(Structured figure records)
··········
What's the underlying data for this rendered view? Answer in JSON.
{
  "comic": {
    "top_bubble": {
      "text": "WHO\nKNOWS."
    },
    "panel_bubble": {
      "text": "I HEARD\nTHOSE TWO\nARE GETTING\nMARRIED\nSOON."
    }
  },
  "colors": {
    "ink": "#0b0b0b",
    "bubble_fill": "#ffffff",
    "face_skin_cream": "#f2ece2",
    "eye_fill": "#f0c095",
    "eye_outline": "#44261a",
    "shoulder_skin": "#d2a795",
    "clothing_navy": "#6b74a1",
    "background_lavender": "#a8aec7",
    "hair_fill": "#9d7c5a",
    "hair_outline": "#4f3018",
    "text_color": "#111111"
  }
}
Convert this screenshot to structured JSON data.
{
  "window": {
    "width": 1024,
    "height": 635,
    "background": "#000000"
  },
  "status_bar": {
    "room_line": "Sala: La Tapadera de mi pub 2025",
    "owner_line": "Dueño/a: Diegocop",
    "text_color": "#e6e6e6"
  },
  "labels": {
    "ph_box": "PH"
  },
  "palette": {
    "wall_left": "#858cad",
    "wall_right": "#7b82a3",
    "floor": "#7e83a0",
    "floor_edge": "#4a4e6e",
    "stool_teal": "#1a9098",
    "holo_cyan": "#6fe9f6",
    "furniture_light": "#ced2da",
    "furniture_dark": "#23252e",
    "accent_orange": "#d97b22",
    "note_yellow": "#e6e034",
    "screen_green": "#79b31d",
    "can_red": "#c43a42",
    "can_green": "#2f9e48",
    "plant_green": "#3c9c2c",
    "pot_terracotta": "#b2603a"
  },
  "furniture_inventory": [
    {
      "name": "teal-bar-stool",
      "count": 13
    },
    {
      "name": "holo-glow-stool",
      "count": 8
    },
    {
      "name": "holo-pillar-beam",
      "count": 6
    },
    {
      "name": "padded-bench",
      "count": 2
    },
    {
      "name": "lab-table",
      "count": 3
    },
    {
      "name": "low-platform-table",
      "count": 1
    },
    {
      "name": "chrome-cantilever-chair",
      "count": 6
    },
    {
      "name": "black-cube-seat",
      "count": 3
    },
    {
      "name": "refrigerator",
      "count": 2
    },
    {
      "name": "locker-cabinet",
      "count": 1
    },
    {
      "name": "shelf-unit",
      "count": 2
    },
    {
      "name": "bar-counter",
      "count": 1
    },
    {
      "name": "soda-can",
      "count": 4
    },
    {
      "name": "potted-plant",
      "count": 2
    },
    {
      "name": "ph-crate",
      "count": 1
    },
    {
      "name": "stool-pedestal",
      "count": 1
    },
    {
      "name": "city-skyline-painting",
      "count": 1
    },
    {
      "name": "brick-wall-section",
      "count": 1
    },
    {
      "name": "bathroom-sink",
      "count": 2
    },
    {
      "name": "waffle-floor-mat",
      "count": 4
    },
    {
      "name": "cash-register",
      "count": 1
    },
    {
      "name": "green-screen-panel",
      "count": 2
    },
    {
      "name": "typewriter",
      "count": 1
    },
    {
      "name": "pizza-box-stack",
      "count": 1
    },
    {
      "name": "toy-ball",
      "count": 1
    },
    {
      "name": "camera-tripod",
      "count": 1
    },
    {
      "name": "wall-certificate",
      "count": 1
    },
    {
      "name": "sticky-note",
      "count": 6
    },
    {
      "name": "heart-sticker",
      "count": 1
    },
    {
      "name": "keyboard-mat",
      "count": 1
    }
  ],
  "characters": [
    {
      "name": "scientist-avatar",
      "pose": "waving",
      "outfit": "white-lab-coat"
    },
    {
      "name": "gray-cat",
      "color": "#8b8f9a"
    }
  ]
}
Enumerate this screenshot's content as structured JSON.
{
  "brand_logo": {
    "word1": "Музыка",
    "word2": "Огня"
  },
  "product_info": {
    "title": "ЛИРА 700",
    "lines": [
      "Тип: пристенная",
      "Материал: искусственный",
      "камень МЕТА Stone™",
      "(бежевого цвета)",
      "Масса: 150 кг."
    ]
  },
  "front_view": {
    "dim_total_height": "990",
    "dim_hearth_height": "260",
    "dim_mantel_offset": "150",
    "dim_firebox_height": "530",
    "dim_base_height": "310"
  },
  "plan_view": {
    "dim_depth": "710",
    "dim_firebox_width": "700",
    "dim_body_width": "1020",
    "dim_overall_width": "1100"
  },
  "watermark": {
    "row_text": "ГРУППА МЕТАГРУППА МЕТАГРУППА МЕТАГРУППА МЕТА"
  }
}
··········
Show the lines of the records that contain the word "screenshot".

● **Output below**:
Convert this screenshot to structured JSON data.
Enumerate this screenshot's content as structured JSON.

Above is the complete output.